▸ Problem statement
In the listing that follows, how many lines contain the string "JSON"? Provide only the number.

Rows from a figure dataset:
═══

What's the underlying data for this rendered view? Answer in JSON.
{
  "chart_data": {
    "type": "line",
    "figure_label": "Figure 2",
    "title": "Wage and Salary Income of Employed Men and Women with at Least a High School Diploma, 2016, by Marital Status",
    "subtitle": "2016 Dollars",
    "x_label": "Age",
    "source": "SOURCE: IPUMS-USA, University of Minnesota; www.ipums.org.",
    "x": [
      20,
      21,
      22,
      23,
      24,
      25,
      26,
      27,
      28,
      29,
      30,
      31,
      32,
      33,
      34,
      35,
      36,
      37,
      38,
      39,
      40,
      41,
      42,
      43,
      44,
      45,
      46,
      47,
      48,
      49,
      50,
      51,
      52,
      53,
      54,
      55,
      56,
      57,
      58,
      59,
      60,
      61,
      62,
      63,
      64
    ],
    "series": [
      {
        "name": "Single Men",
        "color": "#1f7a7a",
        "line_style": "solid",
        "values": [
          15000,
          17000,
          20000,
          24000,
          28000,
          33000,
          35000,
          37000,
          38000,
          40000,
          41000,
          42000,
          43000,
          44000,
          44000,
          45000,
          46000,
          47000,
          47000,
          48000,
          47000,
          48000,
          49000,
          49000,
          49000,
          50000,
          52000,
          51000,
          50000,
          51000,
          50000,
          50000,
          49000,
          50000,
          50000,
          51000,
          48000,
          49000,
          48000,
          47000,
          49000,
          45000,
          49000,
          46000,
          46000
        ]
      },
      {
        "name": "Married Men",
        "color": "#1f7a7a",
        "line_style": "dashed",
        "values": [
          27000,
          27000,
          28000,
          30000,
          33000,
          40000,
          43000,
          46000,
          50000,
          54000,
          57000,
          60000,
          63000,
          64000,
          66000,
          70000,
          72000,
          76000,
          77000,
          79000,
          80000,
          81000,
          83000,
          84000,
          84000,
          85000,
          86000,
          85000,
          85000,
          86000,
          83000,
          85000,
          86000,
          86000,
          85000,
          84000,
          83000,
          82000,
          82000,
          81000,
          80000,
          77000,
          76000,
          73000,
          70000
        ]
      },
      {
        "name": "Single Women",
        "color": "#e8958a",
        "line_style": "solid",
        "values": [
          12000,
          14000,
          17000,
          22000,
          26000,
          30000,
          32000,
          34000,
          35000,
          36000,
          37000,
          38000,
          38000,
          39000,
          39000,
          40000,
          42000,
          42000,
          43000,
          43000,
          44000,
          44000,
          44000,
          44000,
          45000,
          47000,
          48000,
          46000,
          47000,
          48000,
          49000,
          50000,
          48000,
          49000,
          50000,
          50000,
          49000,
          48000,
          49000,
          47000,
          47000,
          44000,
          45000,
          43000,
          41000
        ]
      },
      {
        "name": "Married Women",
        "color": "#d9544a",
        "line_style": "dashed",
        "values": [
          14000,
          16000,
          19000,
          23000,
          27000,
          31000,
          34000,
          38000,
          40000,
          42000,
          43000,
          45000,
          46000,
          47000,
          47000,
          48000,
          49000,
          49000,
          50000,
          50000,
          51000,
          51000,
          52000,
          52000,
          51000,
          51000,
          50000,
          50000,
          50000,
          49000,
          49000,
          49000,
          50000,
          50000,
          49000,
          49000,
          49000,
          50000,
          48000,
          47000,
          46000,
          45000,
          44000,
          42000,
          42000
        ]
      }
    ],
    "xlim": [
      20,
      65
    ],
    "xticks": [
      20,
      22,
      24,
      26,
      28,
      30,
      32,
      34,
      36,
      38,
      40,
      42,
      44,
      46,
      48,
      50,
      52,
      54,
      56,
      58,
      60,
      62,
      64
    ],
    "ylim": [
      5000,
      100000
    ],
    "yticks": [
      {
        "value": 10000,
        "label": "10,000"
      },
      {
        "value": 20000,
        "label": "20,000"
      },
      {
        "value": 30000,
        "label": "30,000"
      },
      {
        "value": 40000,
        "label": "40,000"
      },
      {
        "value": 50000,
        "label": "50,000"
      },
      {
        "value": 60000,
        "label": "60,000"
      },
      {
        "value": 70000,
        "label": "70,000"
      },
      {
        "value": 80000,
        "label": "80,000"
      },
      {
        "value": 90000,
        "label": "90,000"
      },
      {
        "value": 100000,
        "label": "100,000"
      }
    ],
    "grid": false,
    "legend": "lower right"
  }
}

═══

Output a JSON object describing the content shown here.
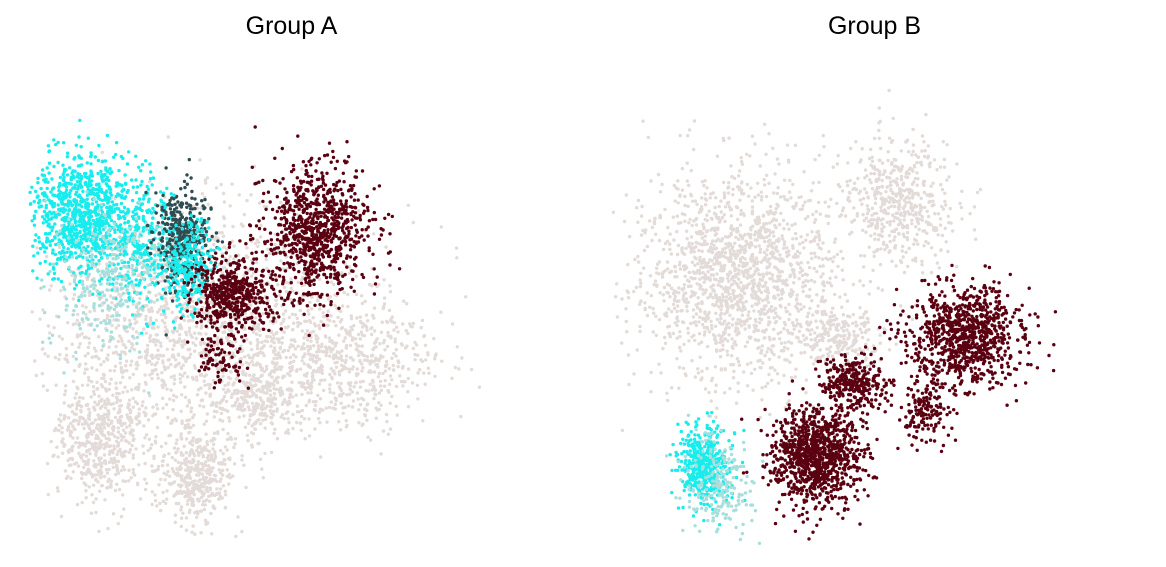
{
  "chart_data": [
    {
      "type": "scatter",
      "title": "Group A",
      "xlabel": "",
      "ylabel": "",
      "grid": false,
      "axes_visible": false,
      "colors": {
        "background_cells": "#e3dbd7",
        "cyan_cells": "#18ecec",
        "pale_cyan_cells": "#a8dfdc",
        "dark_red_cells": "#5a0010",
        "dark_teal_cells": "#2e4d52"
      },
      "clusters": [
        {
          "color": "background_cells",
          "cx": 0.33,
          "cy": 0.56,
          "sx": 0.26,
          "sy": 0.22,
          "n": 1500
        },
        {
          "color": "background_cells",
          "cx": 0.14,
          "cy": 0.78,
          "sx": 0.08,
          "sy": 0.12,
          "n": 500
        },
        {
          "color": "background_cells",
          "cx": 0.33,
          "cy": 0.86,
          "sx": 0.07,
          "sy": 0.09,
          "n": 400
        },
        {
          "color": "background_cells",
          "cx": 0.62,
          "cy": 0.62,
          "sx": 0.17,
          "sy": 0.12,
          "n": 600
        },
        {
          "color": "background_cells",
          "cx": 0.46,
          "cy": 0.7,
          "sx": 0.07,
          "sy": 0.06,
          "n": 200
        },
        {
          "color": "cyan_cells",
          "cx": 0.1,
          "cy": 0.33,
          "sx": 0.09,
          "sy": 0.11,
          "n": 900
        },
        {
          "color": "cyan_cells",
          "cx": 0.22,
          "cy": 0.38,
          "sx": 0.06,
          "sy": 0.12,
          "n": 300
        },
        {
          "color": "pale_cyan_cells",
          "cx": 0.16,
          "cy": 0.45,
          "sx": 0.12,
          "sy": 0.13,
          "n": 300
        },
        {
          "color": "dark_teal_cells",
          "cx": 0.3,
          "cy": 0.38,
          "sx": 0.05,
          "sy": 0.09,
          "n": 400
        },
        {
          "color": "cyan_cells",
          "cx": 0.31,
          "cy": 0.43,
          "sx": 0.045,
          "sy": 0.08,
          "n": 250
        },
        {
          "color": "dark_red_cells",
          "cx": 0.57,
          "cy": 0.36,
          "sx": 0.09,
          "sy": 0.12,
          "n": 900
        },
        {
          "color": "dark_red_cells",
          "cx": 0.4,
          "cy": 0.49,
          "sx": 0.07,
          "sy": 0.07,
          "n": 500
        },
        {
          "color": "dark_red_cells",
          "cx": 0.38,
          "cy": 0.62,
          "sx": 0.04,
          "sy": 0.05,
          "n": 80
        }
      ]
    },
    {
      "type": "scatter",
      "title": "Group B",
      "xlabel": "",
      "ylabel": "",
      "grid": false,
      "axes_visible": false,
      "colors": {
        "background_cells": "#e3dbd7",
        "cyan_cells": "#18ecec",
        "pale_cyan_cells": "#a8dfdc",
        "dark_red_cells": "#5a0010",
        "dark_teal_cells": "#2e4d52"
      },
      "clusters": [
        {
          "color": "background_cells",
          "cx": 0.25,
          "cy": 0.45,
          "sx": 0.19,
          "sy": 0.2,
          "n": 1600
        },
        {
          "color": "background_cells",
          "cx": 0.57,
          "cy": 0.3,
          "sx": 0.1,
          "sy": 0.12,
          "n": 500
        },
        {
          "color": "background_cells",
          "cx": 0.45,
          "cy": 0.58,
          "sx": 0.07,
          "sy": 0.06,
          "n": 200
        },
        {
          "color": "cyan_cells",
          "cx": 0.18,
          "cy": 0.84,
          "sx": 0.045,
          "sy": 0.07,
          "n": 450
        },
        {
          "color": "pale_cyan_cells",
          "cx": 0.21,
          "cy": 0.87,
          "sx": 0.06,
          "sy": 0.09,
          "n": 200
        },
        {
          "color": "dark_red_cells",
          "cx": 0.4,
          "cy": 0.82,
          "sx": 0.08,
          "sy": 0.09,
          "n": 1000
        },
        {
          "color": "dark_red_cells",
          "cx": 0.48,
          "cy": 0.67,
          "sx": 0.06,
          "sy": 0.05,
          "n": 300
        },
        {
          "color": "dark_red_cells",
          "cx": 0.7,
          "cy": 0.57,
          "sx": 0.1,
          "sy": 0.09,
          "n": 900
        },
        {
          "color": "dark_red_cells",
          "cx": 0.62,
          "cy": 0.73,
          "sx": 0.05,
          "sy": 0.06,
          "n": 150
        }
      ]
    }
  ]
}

═══

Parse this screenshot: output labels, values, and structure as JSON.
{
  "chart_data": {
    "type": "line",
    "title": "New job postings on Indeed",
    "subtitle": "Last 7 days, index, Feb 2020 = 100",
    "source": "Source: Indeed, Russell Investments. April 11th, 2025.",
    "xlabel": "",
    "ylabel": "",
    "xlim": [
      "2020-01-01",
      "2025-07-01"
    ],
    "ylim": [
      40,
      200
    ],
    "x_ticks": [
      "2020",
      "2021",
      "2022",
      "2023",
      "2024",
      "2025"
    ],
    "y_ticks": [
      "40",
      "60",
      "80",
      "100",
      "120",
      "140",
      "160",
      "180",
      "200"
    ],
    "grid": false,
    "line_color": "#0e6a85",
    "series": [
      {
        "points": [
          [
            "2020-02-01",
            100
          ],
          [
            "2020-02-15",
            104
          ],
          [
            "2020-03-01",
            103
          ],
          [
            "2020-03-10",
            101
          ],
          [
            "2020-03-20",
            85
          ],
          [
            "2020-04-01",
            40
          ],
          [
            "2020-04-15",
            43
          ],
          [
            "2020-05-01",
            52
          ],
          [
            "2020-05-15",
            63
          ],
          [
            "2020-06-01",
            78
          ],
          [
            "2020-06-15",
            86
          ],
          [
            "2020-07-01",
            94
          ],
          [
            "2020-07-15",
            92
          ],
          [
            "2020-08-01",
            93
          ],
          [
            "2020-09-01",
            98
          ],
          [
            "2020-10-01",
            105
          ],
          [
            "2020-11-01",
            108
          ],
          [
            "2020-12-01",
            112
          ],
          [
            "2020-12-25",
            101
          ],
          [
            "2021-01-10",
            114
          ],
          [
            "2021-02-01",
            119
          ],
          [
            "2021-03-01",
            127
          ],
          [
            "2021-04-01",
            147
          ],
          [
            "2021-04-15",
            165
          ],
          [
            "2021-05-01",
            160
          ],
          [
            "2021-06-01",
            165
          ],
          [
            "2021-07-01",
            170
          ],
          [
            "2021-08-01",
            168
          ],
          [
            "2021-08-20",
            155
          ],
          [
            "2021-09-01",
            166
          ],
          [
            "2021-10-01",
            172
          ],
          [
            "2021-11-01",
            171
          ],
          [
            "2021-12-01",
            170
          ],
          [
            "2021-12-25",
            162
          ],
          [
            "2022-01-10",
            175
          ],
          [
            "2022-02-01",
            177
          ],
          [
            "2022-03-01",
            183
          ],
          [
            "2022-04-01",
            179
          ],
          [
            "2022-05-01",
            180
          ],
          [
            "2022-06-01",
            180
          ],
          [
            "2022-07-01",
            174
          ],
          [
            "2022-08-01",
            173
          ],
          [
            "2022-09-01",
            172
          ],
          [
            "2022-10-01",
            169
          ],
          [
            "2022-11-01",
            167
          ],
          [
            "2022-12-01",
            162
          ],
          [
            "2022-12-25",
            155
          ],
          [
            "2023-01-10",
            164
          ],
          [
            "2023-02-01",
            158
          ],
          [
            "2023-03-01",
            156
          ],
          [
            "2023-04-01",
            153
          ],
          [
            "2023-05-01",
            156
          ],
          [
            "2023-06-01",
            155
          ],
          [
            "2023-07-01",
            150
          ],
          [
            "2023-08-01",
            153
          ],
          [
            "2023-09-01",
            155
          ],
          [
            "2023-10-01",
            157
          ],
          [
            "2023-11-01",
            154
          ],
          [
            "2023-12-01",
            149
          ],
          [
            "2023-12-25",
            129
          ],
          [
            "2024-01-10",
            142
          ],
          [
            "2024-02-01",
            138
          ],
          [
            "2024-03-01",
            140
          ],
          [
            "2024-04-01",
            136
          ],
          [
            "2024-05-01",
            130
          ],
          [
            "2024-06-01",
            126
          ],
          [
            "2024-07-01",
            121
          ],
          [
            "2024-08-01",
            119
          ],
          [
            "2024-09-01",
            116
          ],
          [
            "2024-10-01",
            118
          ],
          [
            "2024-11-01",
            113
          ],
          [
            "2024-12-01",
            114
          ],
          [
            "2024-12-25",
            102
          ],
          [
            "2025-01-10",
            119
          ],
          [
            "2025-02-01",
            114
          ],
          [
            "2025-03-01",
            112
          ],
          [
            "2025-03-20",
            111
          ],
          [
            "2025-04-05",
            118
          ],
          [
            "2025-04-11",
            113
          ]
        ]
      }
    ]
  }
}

═══

▸ The output
3